*AUFGABEN:*
1. Schreiben Sie aus dem Text über das Dreieck (Trikonasana) die Stelle von "Als nächstes bilden" bis "des gebildeten Fünfecks." wörtlich ab.
2. Führen Sie den Text über die Yogahaltung Dreieck (Trikonasana) im Anschluss an seinen letzten Satz weiter.

--- TEXTAUSZUG ---

Das Dreieck – Trikonasana

Beitrag von Karin Volkemer

Das stehende Dreieck  im Zusammenhang  mit der Weite des Raumes und einer Vorübung.

Vorübung: 

Nehmen Sie  einen weiten gegrätschten Stand ein, richten  Sie die Wirbelsäule in eine schöne vertikale Linie auf, dann führen Sie die Arme und Hände leicht und mühelos nach oben. So als wäre eine Zugkraft in den Fingerspitzen, die den Oberkörper in die Höhe zieht.

Als nächstes bilden die Arme die Form eines regelmäßigen Fünfecks über den Kopf. Gehen Sie nun auf Ihre Zehenspitzen und nehmen bewusst den oberen, tragenden Teil der Wirbelsäule wahr, wie auch die Regelmäßigkeit des gebildeten Fünfecks.

--- INHALT DER DATENSÄTZE ---

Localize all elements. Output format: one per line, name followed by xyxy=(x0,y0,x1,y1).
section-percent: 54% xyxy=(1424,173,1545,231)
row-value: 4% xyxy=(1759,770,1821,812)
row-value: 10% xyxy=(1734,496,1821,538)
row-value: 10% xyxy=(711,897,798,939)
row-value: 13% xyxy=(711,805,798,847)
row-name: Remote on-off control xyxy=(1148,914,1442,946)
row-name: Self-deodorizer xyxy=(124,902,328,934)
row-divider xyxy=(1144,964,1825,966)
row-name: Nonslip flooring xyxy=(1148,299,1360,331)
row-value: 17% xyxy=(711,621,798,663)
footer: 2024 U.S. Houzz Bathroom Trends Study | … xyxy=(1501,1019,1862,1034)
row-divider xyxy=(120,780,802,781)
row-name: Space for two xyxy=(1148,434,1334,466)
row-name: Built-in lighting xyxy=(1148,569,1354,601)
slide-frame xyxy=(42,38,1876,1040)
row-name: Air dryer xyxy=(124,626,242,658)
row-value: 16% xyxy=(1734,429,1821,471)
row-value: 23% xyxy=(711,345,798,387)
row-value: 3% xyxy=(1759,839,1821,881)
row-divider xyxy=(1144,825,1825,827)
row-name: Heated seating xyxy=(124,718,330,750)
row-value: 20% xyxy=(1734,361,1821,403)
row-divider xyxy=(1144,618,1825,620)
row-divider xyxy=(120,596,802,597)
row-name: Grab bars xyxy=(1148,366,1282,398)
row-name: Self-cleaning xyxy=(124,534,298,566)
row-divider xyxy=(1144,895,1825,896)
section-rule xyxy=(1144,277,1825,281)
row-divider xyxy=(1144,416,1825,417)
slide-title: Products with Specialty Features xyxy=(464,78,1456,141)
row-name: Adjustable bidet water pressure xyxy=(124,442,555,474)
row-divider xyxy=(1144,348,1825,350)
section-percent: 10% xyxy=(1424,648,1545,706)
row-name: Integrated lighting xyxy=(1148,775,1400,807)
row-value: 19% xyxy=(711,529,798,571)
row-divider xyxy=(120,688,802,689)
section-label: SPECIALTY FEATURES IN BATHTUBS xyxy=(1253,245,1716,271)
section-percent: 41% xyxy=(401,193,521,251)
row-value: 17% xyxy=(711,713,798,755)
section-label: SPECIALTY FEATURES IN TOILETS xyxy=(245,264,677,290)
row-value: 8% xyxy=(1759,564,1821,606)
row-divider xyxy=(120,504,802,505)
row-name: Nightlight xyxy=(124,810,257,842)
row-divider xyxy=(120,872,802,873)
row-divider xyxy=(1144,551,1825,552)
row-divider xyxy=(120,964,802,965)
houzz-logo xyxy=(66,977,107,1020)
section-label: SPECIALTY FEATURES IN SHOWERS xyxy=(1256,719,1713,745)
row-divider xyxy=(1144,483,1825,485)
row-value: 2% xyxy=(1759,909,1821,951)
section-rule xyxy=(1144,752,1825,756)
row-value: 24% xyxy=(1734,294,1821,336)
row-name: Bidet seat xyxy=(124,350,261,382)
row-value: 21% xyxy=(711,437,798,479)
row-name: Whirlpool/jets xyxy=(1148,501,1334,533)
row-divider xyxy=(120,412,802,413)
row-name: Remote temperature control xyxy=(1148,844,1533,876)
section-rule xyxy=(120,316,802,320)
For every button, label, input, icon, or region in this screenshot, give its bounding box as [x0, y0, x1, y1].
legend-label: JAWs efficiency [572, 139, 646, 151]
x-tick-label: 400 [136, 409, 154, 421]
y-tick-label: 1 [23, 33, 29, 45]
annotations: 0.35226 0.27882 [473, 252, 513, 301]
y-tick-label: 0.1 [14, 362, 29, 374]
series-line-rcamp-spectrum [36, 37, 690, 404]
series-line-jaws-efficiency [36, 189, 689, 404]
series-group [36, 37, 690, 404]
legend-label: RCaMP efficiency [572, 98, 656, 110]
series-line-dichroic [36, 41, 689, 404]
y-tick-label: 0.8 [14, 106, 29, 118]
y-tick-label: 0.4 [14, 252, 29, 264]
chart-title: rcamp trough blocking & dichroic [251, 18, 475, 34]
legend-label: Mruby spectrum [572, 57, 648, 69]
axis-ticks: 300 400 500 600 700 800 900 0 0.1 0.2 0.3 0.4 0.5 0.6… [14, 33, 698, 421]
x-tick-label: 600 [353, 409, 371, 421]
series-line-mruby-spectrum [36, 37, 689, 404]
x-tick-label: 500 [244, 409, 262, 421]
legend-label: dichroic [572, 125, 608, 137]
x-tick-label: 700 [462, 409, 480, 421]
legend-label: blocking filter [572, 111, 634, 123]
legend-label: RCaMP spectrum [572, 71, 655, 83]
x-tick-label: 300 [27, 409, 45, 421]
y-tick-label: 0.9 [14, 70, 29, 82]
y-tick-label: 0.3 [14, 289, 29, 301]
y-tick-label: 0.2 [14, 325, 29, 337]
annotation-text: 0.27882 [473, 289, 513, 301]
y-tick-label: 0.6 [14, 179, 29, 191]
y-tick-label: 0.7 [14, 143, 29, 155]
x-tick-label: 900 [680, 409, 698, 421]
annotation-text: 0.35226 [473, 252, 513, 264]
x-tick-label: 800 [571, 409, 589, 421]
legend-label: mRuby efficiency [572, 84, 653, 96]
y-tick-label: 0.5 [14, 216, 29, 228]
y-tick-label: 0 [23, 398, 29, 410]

---

*ANTWORTEN:*
1.
Als nächstes bilden die Arme die Form eines regelmäßigen Fünfecks über den Kopf. Gehen Sie nun auf Ihre Zehenspitzen und nehmen bewusst den oberen, tragenden Teil der Wirbelsäule wahr, wie auch die Regelmäßigkeit des gebildeten Fünfecks.

2.
Die Schulterpartie bleibt  entspannt und der Kopf ist ruhig und wach. Es entsteht eine ruhige Empfindung im Herzen und gleichzeitig ein offenes Wahrnehmen der Umgebung.

Das Dreieck – Trikonasana

Im stehenden Dreieck wird die Wirbelsäule in einer sehr aktiven spannkräftigen Bewegung zur Seite hinausgewölbt:

Nehmen Sie einen beinlangen, gegrätschten, festen und aufrechten Stand ein; werden Sie sich dem dynamischen, bewegten Bereich in der Brustwirbelsäulenmitte auf Höhe des Sonnengeflechtes bewusst, die Schultern und der Kopf sind entspannt und wach.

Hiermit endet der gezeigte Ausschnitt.